--- Begin DATA ---

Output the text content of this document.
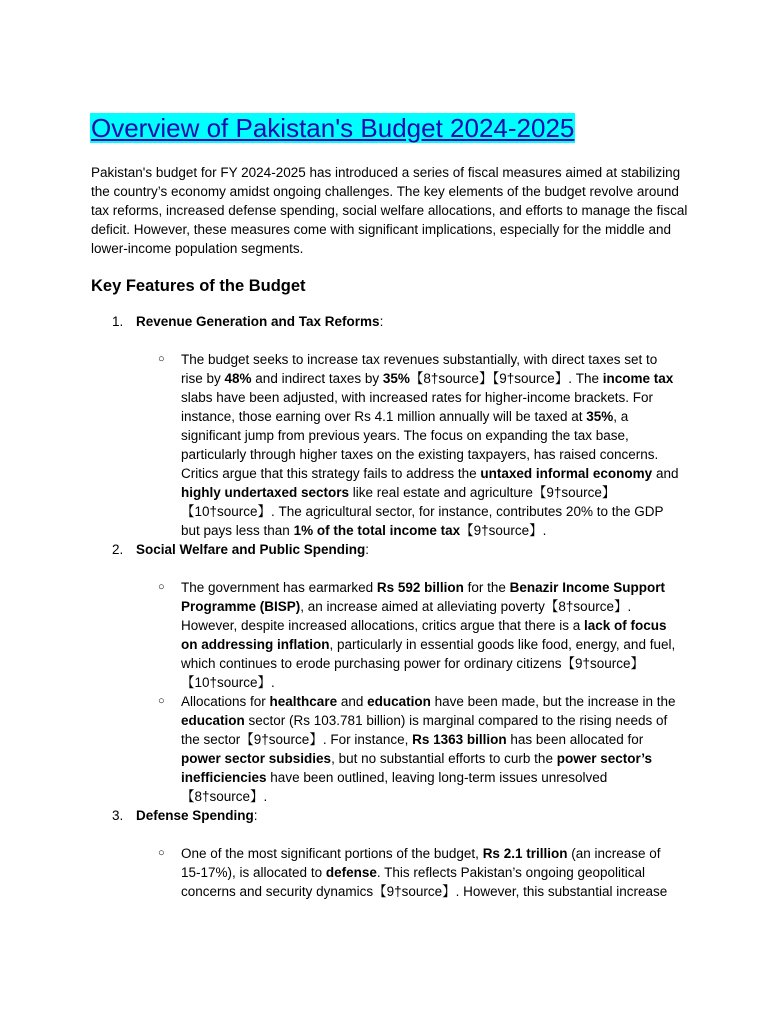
Overview of Pakistan's Budget 2024-2025

Pakistan's budget for FY 2024-2025 has introduced a series of fiscal measures aimed at stabilizing the country’s economy amidst ongoing challenges. The key elements of the budget revolve around tax reforms, increased defense spending, social welfare allocations, and efforts to manage the fiscal deficit. However, these measures come with significant implications, especially for the middle and lower-income population segments.

Key Features of the Budget
1. Revenue Generation and Tax Reforms:
○	The budget seeks to increase tax revenues substantially, with direct taxes set to rise by 48% and indirect taxes by 35%【8†source】【9†source】. The income tax slabs have been adjusted, with increased rates for higher-income brackets. For instance, those earning over Rs 4.1 million annually will be taxed at 35%, a significant jump from previous years. The focus on expanding the tax base, particularly through higher taxes on the existing taxpayers, has raised concerns. Critics argue that this strategy fails to address the untaxed informal economy and highly undertaxed sectors like real estate and agriculture【9†source】【10†source】. The agricultural sector, for instance, contributes 20% to the GDP but pays less than 1% of the total income tax【9†source】.
2. Social Welfare and Public Spending:
○	The government has earmarked Rs 592 billion for the Benazir Income Support Programme (BISP), an increase aimed at alleviating poverty【8†source】. However, despite increased allocations, critics argue that there is a lack of focus on addressing inflation, particularly in essential goods like food, energy, and fuel, which continues to erode purchasing power for ordinary citizens【9†source】【10†source】.
○	Allocations for healthcare and education have been made, but the increase in the education sector (Rs 103.781 billion) is marginal compared to the rising needs of the sector【9†source】. For instance, Rs 1363 billion has been allocated for power sector subsidies, but no substantial efforts to curb the power sector’s inefficiencies have been outlined, leaving long-term issues unresolved【8†source】.
3. Defense Spending:
○	One of the most significant portions of the budget, Rs 2.1 trillion (an increase of 15-17%), is allocated to defense. This reflects Pakistan’s ongoing geopolitical concerns and security dynamics【9†source】. However, this substantial increase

--- End DATA ---

DIRECTIVE: Tally the lines of the records holding the word "focus", then state only the tally.

OUTPUT FOR THIS TASK: 2